— RECORDS PROVIDED —
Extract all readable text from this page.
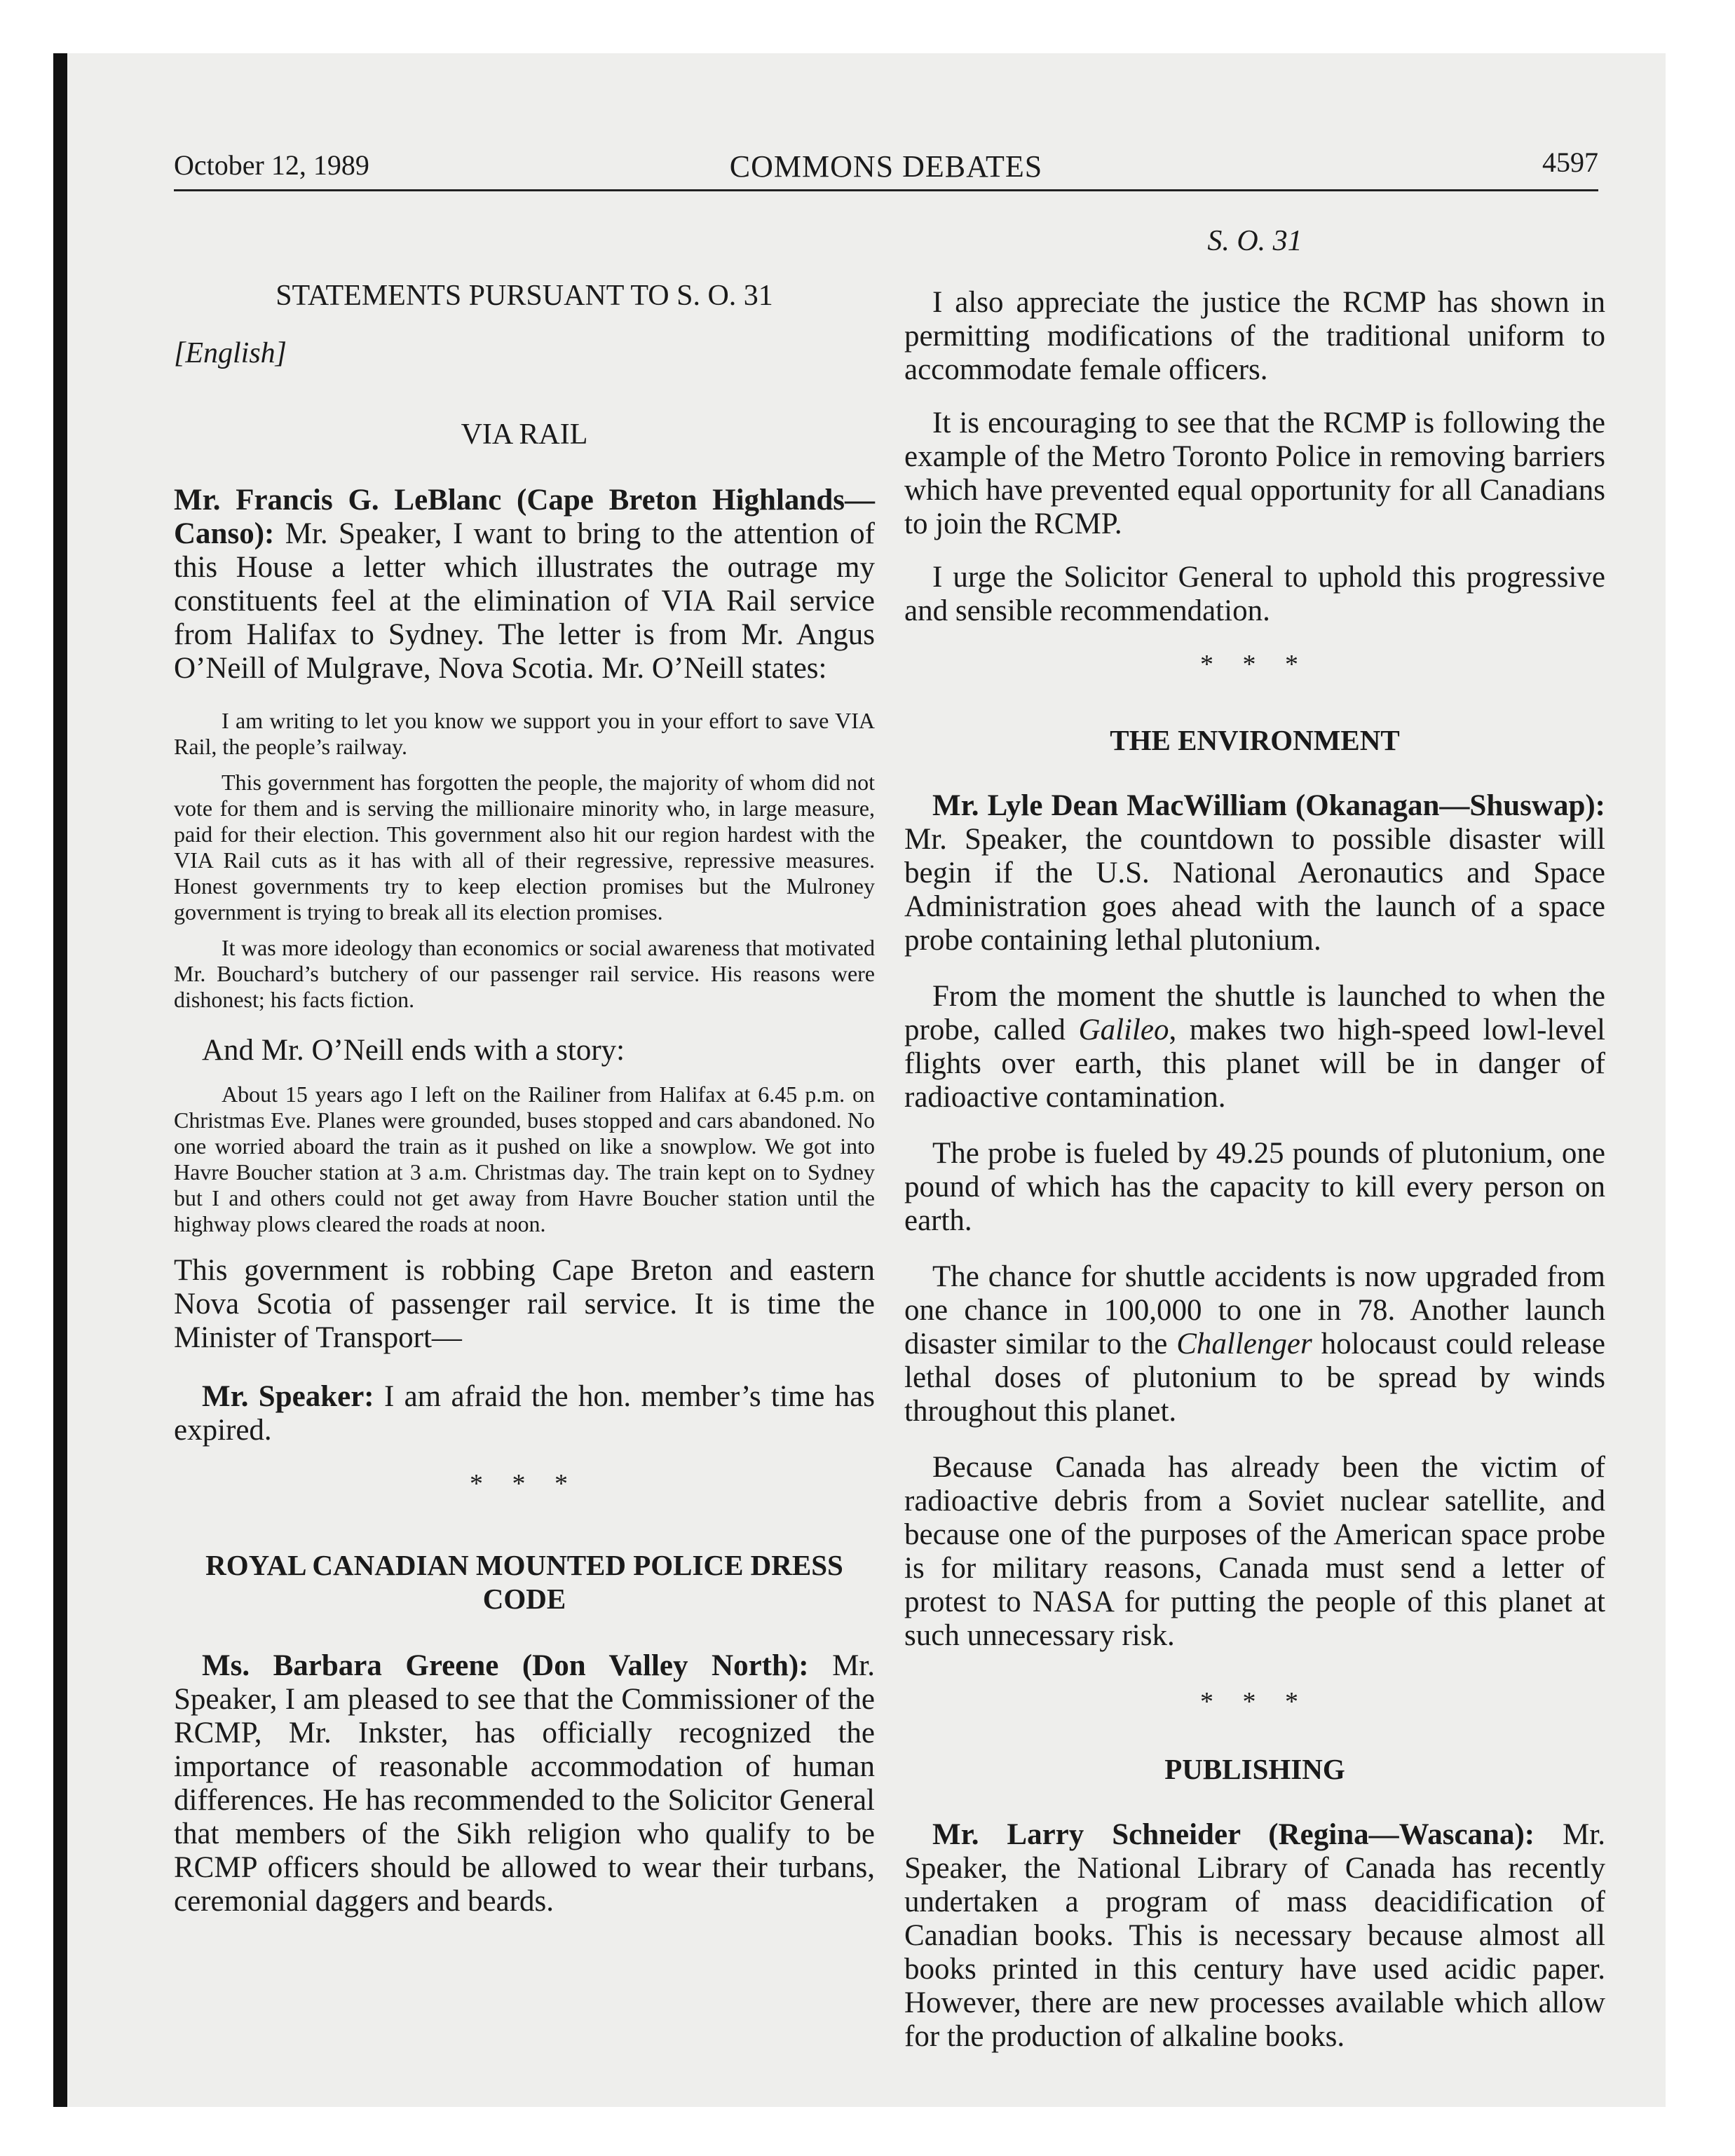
October 12, 1989	COMMONS DEBATES	4597
STATEMENTS PURSUANT TO S. O. 31
[English]
VIA RAIL

Mr. Francis G. LeBlanc (Cape Breton Highlands—Canso): Mr. Speaker, I want to bring to the attention of this House a letter which illustrates the outrage my constituents feel at the elimination of VIA Rail service from Halifax to Sydney. The letter is from Mr. Angus O’Neill of Mulgrave, Nova Scotia. Mr. O’Neill states:

I am writing to let you know we support you in your effort to save VIA Rail, the people’s railway.

This government has forgotten the people, the majority of whom did not vote for them and is serving the millionaire minority who, in large measure, paid for their election. This government also hit our region hardest with the VIA Rail cuts as it has with all of their regressive, repressive measures. Honest governments try to keep election promises but the Mulroney government is trying to break all its election promises.

It was more ideology than economics or social awareness that motivated Mr. Bouchard’s butchery of our passenger rail service. His reasons were dishonest; his facts fiction.

And Mr. O’Neill ends with a story:

About 15 years ago I left on the Railiner from Halifax at 6.45 p.m. on Christmas Eve. Planes were grounded, buses stopped and cars abandoned. No one worried aboard the train as it pushed on like a snowplow. We got into Havre Boucher station at 3 a.m. Christmas day. The train kept on to Sydney but I and others could not get away from Havre Boucher station until the highway plows cleared the roads at noon.

This government is robbing Cape Breton and eastern Nova Scotia of passenger rail service. It is time the Minister of Transport—

Mr. Speaker: I am afraid the hon. member’s time has expired.

* * *
ROYAL CANADIAN MOUNTED POLICE DRESS CODE

Ms. Barbara Greene (Don Valley North): Mr. Speaker, I am pleased to see that the Commissioner of the RCMP, Mr. Inkster, has officially recognized the importance of reasonable accommodation of human differences. He has recommended to the Solicitor General that members of the Sikh religion who qualify to be RCMP officers should be allowed to wear their turbans, ceremonial daggers and beards.

S. O. 31

I also appreciate the justice the RCMP has shown in permitting modifications of the traditional uniform to accommodate female officers.

It is encouraging to see that the RCMP is following the example of the Metro Toronto Police in removing barriers which have prevented equal opportunity for all Canadians to join the RCMP.

I urge the Solicitor General to uphold this progressive and sensible recommendation.

* * *
THE ENVIRONMENT

Mr. Lyle Dean MacWilliam (Okanagan—Shuswap): Mr. Speaker, the countdown to possible disaster will begin if the U.S. National Aeronautics and Space Administration goes ahead with the launch of a space probe containing lethal plutonium.

From the moment the shuttle is launched to when the probe, called Galileo, makes two high-speed lowl-level flights over earth, this planet will be in danger of radioactive contamination.

The probe is fueled by 49.25 pounds of plutonium, one pound of which has the capacity to kill every person on earth.

The chance for shuttle accidents is now upgraded from one chance in 100,000 to one in 78. Another launch disaster similar to the Challenger holocaust could release lethal doses of plutonium to be spread by winds throughout this planet.

Because Canada has already been the victim of radioactive debris from a Soviet nuclear satellite, and because one of the purposes of the American space probe is for military reasons, Canada must send a letter of protest to NASA for putting the people of this planet at such unnecessary risk.

* * *
PUBLISHING

Mr. Larry Schneider (Regina—Wascana): Mr. Speaker, the National Library of Canada has recently undertaken a program of mass deacidification of Canadian books. This is necessary because almost all books printed in this century have used acidic paper. However, there are new processes available which allow for the production of alkaline books.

— SHORT TASK —
Leave the images out and output the remaining material exactly as it stands.

— SOLUTION —
Extract all readable text from this page.
October 12, 1989	COMMONS DEBATES	4597
STATEMENTS PURSUANT TO S. O. 31
[English]
VIA RAIL

Mr. Francis G. LeBlanc (Cape Breton Highlands—Canso): Mr. Speaker, I want to bring to the attention of this House a letter which illustrates the outrage my constituents feel at the elimination of VIA Rail service from Halifax to Sydney. The letter is from Mr. Angus O’Neill of Mulgrave, Nova Scotia. Mr. O’Neill states:

I am writing to let you know we support you in your effort to save VIA Rail, the people’s railway.

This government has forgotten the people, the majority of whom did not vote for them and is serving the millionaire minority who, in large measure, paid for their election. This government also hit our region hardest with the VIA Rail cuts as it has with all of their regressive, repressive measures. Honest governments try to keep election promises but the Mulroney government is trying to break all its election promises.

It was more ideology than economics or social awareness that motivated Mr. Bouchard’s butchery of our passenger rail service. His reasons were dishonest; his facts fiction.

And Mr. O’Neill ends with a story:

About 15 years ago I left on the Railiner from Halifax at 6.45 p.m. on Christmas Eve. Planes were grounded, buses stopped and cars abandoned. No one worried aboard the train as it pushed on like a snowplow. We got into Havre Boucher station at 3 a.m. Christmas day. The train kept on to Sydney but I and others could not get away from Havre Boucher station until the highway plows cleared the roads at noon.

This government is robbing Cape Breton and eastern Nova Scotia of passenger rail service. It is time the Minister of Transport—

Mr. Speaker: I am afraid the hon. member’s time has expired.

* * *
ROYAL CANADIAN MOUNTED POLICE DRESS CODE

Ms. Barbara Greene (Don Valley North): Mr. Speaker, I am pleased to see that the Commissioner of the RCMP, Mr. Inkster, has officially recognized the importance of reasonable accommodation of human differences. He has recommended to the Solicitor General that members of the Sikh religion who qualify to be RCMP officers should be allowed to wear their turbans, ceremonial daggers and beards.

S. O. 31

I also appreciate the justice the RCMP has shown in permitting modifications of the traditional uniform to accommodate female officers.

It is encouraging to see that the RCMP is following the example of the Metro Toronto Police in removing barriers which have prevented equal opportunity for all Canadians to join the RCMP.

I urge the Solicitor General to uphold this progressive and sensible recommendation.

* * *
THE ENVIRONMENT

Mr. Lyle Dean MacWilliam (Okanagan—Shuswap): Mr. Speaker, the countdown to possible disaster will begin if the U.S. National Aeronautics and Space Administration goes ahead with the launch of a space probe containing lethal plutonium.

From the moment the shuttle is launched to when the probe, called Galileo, makes two high-speed lowl-level flights over earth, this planet will be in danger of radioactive contamination.

The probe is fueled by 49.25 pounds of plutonium, one pound of which has the capacity to kill every person on earth.

The chance for shuttle accidents is now upgraded from one chance in 100,000 to one in 78. Another launch disaster similar to the Challenger holocaust could release lethal doses of plutonium to be spread by winds throughout this planet.

Because Canada has already been the victim of radioactive debris from a Soviet nuclear satellite, and because one of the purposes of the American space probe is for military reasons, Canada must send a letter of protest to NASA for putting the people of this planet at such unnecessary risk.

* * *
PUBLISHING

Mr. Larry Schneider (Regina—Wascana): Mr. Speaker, the National Library of Canada has recently undertaken a program of mass deacidification of Canadian books. This is necessary because almost all books printed in this century have used acidic paper. However, there are new processes available which allow for the production of alkaline books.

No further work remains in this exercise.